WORK TO BE COMPLETED ->
Go through the data below. Pull out every line that has the word "Geschwader".
─── INFORMATION SHOWN
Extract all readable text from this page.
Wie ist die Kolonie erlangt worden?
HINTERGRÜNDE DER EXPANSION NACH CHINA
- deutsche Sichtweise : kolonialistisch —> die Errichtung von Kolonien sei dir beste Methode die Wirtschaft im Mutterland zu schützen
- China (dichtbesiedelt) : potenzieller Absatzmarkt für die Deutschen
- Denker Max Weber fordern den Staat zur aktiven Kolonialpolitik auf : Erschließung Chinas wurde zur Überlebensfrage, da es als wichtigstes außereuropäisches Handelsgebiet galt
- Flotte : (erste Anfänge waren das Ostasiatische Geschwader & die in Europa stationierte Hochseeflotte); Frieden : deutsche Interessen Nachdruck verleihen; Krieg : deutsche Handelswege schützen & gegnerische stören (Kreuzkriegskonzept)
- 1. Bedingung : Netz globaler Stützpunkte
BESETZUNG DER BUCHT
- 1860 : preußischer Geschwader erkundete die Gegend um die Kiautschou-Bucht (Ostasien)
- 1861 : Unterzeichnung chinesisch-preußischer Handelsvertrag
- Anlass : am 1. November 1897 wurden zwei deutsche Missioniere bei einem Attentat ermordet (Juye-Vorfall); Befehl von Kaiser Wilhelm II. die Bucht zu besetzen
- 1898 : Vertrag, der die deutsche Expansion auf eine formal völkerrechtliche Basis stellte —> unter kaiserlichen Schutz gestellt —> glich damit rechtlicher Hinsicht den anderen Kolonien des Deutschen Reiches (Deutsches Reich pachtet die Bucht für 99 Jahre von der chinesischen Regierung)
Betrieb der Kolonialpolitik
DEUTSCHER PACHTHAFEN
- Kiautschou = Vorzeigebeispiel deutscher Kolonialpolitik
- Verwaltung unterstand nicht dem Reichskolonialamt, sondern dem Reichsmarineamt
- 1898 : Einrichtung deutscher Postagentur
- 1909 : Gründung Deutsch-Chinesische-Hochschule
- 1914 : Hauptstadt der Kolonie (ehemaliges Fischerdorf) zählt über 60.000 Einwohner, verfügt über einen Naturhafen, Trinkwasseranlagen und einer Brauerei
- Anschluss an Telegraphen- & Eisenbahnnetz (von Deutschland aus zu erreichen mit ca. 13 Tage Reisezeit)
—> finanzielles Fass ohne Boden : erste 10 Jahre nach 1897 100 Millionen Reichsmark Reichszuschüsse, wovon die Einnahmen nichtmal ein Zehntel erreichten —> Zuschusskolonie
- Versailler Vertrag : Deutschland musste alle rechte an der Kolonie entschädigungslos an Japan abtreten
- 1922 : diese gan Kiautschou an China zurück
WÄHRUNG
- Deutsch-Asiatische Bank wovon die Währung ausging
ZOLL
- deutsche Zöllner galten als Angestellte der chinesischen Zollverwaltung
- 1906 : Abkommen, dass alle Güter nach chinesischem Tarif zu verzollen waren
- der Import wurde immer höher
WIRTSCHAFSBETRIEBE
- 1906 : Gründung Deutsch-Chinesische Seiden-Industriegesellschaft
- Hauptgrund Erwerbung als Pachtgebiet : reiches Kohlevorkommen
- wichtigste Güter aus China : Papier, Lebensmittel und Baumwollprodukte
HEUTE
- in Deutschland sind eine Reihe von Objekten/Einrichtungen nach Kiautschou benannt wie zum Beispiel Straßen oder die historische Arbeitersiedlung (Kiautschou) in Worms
──────
TASK ANSWER ->
- Flotte : (erste Anfänge waren das Ostasiatische Geschwader & die in Europa stationierte Hochseeflotte); Frieden : deutsche Interessen Nachdruck verleihen; Krieg : deutsche Handelswege schützen & gegnerische stören (Kreuzkriegskonzept)
- 1860 : preußischer Geschwader erkundete die Gegend um die Kiautschou-Bucht (Ostasien)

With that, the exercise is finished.